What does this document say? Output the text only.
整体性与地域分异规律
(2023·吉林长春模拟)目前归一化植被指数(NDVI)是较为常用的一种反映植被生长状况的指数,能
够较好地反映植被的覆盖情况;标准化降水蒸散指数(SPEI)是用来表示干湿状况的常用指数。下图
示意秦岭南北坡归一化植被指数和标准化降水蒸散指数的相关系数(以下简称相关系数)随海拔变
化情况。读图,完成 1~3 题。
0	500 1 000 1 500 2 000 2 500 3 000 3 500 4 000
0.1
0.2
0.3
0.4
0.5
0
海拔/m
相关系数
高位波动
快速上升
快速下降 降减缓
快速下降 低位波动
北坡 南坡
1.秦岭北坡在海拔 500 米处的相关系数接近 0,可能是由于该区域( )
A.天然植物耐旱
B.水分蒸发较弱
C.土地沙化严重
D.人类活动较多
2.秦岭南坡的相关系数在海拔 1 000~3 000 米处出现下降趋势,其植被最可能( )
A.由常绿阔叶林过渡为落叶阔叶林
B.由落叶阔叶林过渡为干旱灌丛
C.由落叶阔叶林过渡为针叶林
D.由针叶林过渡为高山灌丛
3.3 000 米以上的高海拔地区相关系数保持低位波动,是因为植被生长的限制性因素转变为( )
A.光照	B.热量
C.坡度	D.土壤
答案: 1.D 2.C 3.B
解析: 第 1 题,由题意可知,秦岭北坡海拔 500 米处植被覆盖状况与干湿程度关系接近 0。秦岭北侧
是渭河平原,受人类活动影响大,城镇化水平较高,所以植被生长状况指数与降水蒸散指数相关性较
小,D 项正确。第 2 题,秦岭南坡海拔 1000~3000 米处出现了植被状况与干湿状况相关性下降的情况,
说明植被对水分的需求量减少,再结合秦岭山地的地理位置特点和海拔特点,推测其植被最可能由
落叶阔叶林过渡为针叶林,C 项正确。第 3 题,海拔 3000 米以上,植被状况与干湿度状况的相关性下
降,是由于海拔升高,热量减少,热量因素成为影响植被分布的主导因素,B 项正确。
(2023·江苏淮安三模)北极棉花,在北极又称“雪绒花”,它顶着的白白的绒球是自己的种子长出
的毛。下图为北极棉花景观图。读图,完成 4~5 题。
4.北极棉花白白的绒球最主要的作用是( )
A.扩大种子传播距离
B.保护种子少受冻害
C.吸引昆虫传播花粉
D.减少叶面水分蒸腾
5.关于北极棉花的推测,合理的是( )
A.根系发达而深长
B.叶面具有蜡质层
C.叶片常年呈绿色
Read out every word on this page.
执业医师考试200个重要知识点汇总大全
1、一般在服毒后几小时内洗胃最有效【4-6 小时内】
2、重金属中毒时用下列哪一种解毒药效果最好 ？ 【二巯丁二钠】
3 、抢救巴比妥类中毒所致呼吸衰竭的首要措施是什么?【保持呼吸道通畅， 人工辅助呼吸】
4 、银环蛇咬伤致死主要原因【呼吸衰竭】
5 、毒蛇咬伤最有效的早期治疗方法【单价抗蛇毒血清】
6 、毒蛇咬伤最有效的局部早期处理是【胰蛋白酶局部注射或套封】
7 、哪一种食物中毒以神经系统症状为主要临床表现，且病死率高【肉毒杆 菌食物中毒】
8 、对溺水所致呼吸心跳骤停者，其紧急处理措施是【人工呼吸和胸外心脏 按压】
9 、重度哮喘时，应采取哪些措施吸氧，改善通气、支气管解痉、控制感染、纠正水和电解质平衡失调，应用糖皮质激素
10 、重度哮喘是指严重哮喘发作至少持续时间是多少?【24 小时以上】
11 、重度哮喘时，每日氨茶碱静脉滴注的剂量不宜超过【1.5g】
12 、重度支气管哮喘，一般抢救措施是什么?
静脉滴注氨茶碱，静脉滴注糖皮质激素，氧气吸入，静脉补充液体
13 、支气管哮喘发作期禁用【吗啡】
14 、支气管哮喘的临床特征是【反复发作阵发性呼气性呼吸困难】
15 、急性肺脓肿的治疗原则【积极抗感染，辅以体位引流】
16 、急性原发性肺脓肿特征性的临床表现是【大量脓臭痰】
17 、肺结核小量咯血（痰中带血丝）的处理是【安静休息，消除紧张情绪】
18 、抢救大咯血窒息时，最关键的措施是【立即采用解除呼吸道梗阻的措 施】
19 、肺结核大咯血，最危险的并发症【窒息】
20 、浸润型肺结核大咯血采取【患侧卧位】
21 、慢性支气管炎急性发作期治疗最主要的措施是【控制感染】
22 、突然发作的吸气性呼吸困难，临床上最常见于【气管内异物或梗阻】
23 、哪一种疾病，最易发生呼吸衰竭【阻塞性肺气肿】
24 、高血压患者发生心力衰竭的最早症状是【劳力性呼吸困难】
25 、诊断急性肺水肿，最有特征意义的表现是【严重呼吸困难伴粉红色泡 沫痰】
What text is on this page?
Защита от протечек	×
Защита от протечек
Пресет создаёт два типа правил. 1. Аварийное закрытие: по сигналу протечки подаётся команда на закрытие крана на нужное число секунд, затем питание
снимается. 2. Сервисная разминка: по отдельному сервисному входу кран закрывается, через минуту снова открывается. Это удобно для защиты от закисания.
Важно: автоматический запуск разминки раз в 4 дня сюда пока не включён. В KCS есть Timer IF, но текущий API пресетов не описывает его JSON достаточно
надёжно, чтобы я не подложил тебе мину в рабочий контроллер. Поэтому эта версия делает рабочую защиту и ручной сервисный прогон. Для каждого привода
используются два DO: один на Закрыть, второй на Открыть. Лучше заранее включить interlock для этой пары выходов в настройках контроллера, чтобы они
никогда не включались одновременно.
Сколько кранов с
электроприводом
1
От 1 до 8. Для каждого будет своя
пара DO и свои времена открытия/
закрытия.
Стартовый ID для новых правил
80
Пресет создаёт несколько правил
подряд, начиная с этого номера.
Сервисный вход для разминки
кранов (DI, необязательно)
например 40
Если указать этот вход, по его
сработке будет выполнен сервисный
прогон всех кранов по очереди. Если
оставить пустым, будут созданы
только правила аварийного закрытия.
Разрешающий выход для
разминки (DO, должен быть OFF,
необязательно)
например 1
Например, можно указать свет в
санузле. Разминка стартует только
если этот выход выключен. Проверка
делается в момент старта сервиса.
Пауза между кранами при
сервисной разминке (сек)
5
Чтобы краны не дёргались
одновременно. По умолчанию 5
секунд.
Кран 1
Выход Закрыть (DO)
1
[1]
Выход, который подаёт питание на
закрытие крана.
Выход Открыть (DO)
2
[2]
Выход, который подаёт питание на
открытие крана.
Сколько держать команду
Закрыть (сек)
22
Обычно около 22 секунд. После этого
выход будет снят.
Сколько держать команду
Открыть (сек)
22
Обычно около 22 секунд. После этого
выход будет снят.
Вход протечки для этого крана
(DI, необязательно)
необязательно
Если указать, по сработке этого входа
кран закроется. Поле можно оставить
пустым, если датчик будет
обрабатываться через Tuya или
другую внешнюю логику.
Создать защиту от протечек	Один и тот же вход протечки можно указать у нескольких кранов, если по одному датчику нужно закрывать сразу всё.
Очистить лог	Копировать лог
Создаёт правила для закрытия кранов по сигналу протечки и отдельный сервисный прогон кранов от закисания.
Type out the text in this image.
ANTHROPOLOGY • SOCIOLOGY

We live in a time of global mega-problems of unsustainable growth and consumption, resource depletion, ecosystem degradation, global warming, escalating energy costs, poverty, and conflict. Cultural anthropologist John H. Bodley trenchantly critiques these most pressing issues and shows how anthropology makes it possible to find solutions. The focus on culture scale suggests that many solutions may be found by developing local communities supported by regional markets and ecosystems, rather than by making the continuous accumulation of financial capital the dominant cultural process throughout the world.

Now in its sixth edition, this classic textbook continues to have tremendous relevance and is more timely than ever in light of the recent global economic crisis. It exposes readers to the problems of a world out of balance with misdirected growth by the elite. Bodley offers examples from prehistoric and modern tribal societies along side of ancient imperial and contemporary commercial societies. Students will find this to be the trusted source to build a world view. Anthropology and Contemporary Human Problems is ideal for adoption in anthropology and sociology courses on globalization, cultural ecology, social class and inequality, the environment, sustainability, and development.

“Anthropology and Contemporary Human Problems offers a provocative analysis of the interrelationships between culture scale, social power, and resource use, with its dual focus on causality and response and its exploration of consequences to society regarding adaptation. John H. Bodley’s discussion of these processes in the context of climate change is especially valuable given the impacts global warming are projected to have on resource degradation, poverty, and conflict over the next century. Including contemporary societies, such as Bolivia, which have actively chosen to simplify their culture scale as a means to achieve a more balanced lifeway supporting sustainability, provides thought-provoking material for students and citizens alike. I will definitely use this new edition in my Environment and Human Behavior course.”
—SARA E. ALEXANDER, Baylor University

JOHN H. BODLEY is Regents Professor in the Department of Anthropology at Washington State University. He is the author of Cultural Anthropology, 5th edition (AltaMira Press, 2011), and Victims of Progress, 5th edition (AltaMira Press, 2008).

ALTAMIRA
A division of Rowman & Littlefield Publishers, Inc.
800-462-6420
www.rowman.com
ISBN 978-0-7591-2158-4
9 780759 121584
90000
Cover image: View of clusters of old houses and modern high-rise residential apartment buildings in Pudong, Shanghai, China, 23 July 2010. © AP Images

What you will do: Return all the lines that contain the string "закисания".

Solution to this task:
снимается. 2. Сервисная разминка: по отдельному сервисному входу кран закрывается, через минуту снова открывается. Это удобно для защиты от закисания.
Создаёт правила для закрытия кранов по сигналу протечки и отдельный сервисный прогон кранов от закисания.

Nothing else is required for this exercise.